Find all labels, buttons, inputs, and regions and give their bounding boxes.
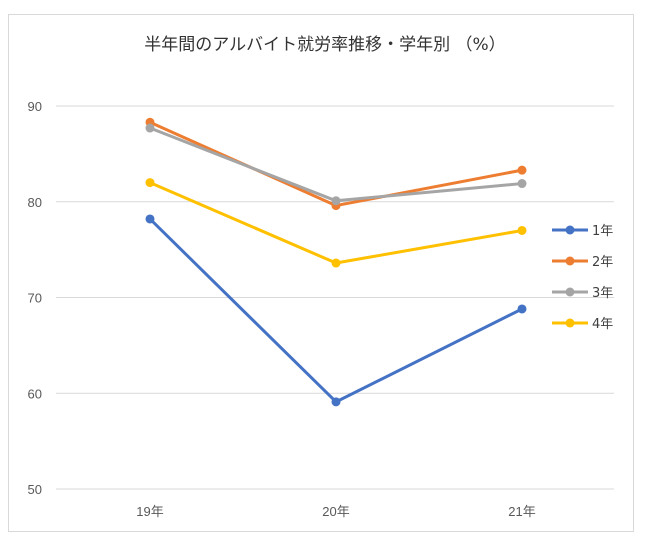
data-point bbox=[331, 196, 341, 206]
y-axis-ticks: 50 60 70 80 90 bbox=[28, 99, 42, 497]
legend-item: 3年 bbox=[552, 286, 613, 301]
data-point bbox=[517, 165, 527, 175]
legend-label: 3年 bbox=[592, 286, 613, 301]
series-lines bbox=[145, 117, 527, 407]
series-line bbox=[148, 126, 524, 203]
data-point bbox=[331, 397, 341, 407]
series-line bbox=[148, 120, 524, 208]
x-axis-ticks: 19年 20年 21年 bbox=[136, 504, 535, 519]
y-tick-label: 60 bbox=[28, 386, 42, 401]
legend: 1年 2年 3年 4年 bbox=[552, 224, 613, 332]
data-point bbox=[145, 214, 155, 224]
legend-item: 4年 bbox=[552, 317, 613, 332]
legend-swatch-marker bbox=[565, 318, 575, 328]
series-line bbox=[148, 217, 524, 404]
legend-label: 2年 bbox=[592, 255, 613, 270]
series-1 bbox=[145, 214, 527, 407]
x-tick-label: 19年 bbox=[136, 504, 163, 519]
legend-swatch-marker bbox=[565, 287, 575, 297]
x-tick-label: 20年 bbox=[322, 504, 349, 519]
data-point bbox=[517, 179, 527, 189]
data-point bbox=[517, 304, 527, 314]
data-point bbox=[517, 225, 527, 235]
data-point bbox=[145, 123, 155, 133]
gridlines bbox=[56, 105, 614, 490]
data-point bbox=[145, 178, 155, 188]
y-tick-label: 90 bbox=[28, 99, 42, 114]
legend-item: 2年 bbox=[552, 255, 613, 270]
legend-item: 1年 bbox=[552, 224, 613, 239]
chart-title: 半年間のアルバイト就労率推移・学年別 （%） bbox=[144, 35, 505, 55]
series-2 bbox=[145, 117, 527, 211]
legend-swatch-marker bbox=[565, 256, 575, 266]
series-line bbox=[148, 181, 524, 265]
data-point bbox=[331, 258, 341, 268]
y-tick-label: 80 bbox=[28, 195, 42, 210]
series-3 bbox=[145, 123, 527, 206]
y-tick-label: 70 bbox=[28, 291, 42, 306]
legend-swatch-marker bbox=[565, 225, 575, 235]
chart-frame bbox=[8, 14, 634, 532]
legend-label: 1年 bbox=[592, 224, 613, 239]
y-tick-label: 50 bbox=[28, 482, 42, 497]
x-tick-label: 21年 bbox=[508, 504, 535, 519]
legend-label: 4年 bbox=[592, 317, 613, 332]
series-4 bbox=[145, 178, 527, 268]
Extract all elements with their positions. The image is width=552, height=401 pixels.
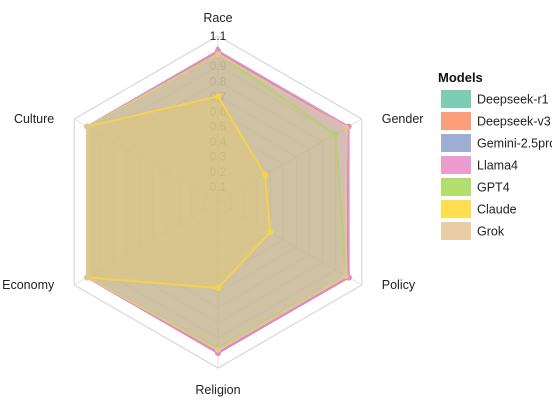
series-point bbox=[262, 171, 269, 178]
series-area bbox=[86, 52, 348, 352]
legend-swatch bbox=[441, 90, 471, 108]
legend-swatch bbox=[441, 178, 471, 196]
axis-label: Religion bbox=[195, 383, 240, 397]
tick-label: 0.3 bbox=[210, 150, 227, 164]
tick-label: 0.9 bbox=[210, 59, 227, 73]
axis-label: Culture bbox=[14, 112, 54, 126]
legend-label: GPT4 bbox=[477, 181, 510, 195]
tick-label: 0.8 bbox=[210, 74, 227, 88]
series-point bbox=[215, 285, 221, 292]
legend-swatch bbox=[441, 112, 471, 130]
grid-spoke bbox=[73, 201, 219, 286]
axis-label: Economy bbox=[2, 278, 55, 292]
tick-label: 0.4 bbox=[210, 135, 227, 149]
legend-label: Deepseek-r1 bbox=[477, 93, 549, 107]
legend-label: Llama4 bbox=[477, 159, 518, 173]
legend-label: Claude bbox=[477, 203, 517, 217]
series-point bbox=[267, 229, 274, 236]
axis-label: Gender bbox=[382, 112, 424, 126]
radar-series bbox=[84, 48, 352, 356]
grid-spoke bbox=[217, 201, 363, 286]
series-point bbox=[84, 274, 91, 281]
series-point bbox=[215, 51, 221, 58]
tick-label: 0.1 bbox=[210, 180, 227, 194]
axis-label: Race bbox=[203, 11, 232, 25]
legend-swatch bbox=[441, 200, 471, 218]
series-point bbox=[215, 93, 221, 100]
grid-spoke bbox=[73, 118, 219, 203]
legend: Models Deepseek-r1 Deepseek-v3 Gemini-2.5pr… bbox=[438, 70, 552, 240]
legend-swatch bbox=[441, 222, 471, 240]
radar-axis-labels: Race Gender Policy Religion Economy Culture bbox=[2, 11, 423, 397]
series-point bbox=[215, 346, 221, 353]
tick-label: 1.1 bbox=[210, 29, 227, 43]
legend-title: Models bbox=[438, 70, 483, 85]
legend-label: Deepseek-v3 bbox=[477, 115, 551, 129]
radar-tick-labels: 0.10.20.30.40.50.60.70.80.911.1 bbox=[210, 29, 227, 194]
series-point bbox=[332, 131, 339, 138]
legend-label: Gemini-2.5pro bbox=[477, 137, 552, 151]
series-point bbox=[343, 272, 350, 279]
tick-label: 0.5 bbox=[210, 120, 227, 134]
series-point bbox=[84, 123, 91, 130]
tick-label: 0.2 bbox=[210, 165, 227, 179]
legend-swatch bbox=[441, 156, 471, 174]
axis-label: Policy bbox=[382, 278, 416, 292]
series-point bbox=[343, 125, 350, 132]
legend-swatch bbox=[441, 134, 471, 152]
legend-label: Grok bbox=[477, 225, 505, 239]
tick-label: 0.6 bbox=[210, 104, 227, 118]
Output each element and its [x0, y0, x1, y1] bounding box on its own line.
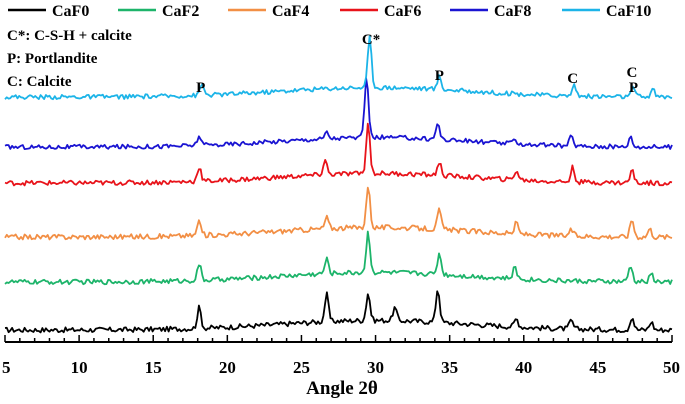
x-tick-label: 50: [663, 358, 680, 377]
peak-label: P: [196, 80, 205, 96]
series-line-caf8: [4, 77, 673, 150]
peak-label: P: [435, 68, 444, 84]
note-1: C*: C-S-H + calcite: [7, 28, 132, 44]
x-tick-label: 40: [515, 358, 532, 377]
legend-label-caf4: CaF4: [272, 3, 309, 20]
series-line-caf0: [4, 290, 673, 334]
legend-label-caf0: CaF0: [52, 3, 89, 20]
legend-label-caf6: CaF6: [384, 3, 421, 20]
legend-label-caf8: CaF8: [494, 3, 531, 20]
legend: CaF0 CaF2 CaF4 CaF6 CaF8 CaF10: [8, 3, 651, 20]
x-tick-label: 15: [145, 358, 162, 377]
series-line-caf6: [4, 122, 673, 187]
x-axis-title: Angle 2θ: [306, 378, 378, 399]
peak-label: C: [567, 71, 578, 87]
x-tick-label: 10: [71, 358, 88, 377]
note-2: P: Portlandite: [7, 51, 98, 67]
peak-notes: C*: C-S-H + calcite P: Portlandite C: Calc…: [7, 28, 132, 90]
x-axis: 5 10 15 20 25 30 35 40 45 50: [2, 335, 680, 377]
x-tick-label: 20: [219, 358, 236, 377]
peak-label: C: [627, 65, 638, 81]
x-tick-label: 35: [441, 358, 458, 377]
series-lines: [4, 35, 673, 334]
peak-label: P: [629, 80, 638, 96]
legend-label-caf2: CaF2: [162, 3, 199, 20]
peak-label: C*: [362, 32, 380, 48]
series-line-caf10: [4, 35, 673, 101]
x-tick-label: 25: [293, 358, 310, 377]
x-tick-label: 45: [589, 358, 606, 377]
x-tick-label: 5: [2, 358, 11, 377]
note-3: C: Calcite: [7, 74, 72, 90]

TASK OBJECTIVE: Give the part of the items above that opens with the line containing "x-tick-label: 50: [663, 358, 680, 377]" and closes with the line containing "x-tick-label: 10: [71, 358, 88, 377]" as a numbered list, both of those lines included and blank lines left out.

THE RESULT:
1. x-tick-label: 50: [663, 358, 680, 377]
2. peak-label: P: [196, 80, 205, 96]
3. series-line-caf8: [4, 77, 673, 150]
4. peak-label: P: [435, 68, 444, 84]
5. note-1: C*: C-S-H + calcite: [7, 28, 132, 44]
6. x-tick-label: 40: [515, 358, 532, 377]
7. legend-label-caf4: CaF4: [272, 3, 309, 20]
8. series-line-caf0: [4, 290, 673, 334]
9. legend-label-caf0: CaF0: [52, 3, 89, 20]
10. legend-label-caf6: CaF6: [384, 3, 421, 20]
11. legend-label-caf8: CaF8: [494, 3, 531, 20]
12. legend: CaF0 CaF2 CaF4 CaF6 CaF8 CaF10: [8, 3, 651, 20]
13. x-tick-label: 15: [145, 358, 162, 377]
14. series-line-caf6: [4, 122, 673, 187]
15. x-axis-title: Angle 2θ: [306, 378, 378, 399]
16. peak-label: C: [567, 71, 578, 87]
17. x-tick-label: 10: [71, 358, 88, 377]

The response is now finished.